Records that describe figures
----------
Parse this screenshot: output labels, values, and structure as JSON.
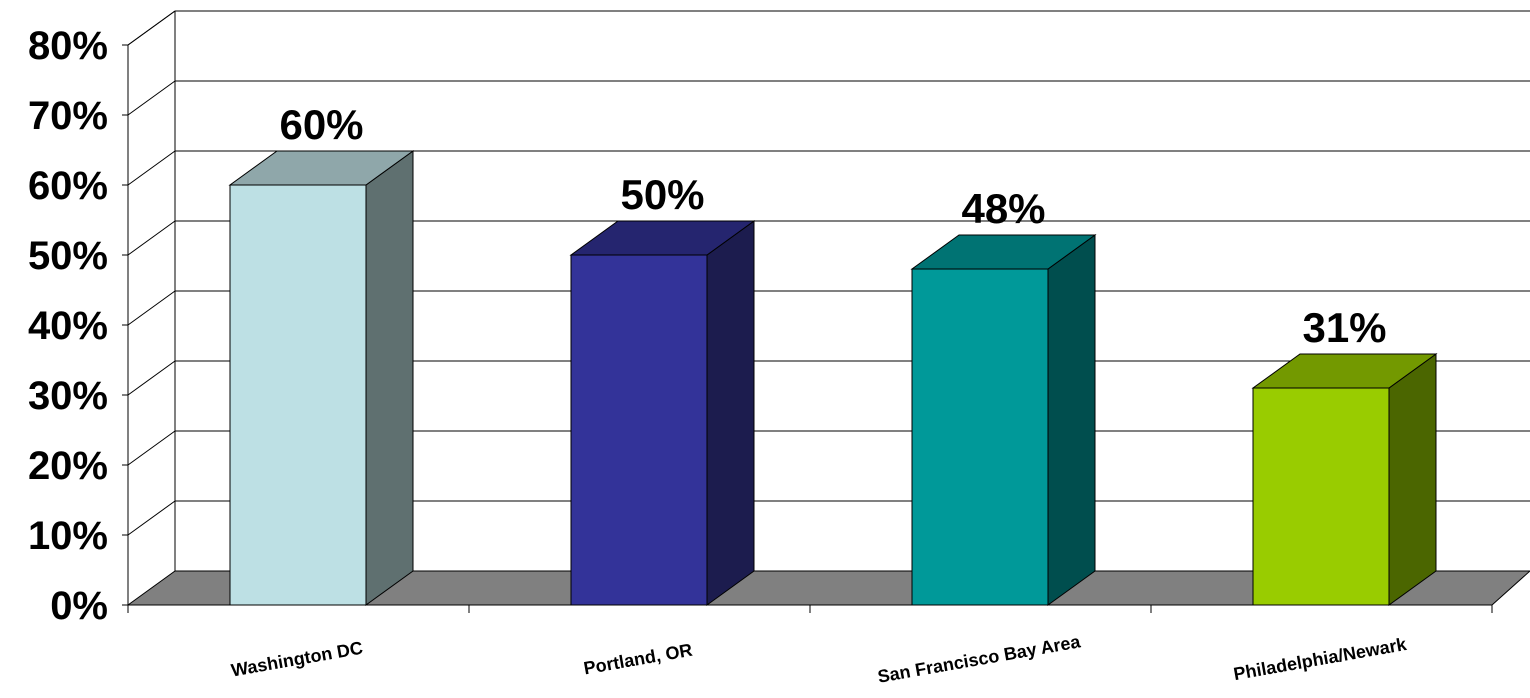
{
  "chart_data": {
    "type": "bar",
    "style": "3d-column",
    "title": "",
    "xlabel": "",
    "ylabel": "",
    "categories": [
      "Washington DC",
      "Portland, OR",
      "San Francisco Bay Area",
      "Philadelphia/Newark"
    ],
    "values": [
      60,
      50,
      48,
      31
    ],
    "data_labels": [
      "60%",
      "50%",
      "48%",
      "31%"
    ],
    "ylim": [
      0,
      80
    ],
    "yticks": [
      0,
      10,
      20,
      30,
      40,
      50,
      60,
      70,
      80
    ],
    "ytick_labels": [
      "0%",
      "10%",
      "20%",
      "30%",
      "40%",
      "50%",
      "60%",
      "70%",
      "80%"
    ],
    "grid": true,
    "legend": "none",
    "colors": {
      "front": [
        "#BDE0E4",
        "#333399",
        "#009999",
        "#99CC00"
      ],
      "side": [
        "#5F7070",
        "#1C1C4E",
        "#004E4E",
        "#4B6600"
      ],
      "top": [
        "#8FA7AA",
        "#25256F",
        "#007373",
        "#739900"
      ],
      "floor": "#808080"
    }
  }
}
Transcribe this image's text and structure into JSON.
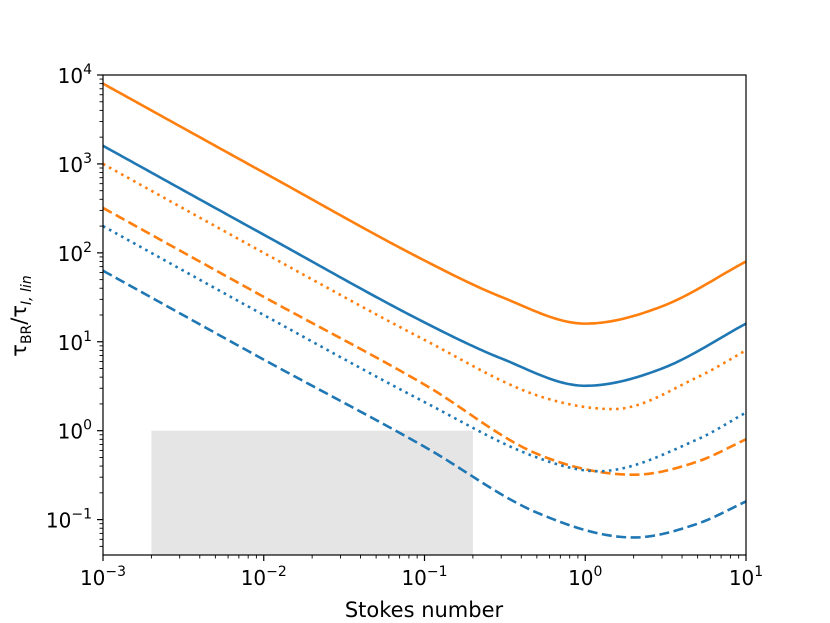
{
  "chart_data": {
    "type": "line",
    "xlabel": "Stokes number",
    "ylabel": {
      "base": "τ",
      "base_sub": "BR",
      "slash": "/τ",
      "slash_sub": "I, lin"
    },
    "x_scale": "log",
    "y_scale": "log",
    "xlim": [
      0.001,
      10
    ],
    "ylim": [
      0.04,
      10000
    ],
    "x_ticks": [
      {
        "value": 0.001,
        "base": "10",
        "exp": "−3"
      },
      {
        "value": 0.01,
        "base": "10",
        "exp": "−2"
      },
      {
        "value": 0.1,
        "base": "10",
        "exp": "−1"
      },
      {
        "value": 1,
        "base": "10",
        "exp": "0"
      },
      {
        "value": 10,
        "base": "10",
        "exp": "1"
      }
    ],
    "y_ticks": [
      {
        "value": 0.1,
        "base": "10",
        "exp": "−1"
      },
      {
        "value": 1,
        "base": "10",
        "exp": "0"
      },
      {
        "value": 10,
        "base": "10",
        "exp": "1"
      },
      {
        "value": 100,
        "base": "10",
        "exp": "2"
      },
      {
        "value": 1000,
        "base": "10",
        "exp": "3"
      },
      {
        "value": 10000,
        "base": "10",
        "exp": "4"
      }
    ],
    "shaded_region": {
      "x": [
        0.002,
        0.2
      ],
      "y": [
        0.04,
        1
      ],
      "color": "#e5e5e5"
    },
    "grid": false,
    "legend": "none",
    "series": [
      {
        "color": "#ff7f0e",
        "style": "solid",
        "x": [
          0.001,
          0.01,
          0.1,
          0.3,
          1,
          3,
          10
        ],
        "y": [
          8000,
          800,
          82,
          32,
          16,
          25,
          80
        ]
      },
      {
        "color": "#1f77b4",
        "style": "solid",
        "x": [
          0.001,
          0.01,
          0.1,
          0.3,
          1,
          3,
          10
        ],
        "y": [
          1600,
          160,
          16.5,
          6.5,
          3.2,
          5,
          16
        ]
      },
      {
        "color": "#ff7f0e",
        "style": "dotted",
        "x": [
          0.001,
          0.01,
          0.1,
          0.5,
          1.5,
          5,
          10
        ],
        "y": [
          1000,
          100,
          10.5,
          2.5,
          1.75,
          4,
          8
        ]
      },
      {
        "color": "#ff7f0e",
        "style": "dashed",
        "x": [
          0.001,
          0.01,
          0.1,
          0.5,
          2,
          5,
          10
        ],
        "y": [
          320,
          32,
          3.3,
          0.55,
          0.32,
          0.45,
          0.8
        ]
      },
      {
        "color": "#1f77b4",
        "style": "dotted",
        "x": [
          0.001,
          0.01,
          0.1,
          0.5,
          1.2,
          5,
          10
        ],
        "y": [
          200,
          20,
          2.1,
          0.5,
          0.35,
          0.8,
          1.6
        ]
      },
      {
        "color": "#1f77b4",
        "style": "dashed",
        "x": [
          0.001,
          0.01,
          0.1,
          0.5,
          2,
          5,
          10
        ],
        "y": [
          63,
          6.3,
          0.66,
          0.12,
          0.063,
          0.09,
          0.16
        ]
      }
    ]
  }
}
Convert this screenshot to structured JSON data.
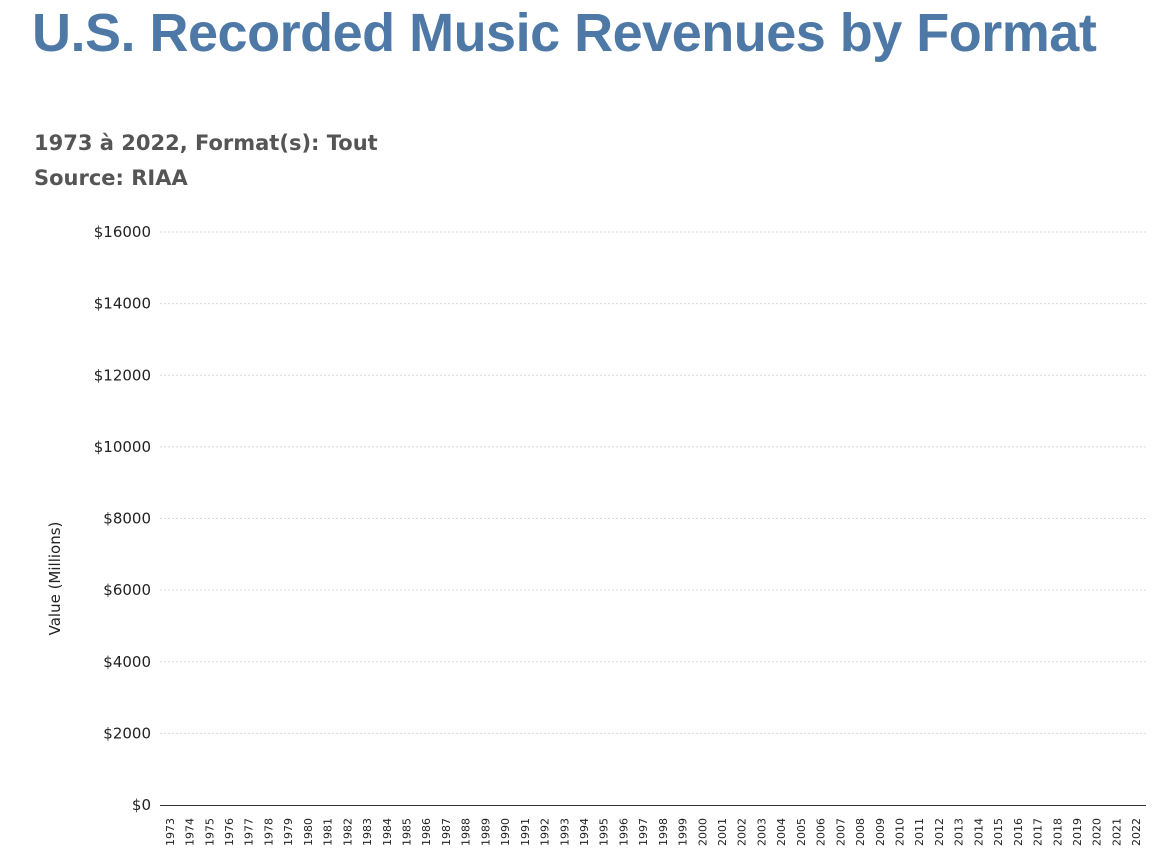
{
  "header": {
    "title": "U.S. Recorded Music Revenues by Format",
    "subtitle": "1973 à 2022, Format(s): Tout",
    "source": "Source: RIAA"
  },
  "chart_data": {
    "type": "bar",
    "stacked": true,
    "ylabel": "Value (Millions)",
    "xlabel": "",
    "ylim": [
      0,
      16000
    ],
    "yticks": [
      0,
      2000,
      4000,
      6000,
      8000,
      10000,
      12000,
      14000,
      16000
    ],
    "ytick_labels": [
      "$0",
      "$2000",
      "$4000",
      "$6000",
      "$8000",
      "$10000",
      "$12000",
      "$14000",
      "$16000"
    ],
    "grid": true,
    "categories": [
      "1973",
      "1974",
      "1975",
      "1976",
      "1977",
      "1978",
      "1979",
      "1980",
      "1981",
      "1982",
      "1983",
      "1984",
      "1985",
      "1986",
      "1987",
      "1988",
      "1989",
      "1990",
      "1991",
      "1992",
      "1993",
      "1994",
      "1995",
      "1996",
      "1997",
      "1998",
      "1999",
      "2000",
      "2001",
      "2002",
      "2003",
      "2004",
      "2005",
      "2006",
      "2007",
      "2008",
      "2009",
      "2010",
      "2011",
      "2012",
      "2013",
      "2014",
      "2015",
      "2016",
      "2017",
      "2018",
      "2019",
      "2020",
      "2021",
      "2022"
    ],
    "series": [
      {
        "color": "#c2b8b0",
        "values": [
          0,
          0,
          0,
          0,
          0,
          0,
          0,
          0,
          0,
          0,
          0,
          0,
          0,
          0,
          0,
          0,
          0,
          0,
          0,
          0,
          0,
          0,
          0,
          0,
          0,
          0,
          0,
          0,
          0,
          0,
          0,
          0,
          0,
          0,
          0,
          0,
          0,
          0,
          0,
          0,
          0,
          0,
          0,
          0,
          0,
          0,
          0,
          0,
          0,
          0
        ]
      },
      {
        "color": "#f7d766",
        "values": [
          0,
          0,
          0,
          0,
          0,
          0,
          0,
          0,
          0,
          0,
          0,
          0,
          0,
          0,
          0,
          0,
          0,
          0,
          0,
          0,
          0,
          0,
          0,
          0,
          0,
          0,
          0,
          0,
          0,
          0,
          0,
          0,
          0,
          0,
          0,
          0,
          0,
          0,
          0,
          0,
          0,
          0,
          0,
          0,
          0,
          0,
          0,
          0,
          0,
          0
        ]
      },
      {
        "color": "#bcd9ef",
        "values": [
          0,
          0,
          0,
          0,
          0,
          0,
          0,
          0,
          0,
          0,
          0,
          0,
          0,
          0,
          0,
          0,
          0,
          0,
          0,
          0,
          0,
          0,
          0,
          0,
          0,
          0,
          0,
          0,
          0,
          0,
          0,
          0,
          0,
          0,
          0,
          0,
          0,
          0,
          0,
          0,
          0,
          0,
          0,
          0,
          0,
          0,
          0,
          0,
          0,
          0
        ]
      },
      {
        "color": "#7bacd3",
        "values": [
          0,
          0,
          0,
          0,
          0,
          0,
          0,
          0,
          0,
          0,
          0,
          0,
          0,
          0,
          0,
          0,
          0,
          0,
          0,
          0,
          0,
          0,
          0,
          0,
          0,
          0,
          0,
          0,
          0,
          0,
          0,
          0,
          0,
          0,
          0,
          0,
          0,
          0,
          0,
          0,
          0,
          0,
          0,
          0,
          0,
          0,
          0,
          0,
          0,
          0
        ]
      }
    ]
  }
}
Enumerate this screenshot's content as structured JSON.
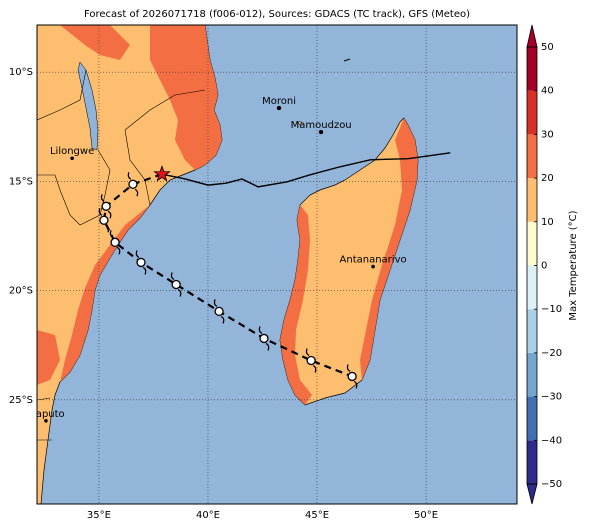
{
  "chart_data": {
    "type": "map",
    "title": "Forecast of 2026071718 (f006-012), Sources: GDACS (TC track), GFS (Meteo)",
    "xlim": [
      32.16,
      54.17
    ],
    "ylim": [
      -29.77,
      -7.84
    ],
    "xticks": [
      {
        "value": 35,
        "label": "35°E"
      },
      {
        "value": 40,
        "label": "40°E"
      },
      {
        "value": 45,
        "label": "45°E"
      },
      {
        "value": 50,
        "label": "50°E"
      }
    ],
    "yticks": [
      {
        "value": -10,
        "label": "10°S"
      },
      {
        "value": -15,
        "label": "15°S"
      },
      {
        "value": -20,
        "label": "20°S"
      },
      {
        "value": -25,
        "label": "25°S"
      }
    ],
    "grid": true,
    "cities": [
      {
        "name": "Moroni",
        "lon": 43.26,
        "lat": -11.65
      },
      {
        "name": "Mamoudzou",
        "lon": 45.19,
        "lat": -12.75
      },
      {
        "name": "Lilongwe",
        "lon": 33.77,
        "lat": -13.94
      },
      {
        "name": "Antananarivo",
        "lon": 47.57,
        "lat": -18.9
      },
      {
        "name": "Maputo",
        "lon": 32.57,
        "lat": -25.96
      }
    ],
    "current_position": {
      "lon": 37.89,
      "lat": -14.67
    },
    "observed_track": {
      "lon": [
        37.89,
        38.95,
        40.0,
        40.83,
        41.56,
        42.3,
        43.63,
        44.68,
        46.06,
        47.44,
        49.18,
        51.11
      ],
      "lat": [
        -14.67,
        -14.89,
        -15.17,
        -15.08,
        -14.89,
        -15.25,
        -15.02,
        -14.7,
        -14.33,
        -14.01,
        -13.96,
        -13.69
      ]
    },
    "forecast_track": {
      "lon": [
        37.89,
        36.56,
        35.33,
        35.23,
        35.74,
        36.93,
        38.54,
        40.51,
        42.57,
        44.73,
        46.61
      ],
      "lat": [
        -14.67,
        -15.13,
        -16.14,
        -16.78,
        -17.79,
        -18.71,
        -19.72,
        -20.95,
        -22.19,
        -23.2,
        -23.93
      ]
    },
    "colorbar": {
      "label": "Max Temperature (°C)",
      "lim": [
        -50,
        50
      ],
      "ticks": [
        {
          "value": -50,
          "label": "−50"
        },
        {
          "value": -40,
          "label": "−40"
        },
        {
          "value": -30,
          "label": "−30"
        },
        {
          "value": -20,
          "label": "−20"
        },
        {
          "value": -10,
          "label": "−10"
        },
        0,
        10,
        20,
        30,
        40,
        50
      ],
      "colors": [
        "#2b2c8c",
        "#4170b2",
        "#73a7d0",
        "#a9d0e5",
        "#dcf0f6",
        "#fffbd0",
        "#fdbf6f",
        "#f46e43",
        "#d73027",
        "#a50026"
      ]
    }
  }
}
----------
**Stated task**
Copy out every line from the material above in which the word "ylabel" appears.

**Task result**
    "ylabel": "",
    "ylabel": {
    "ylabel": "Value (Millions)",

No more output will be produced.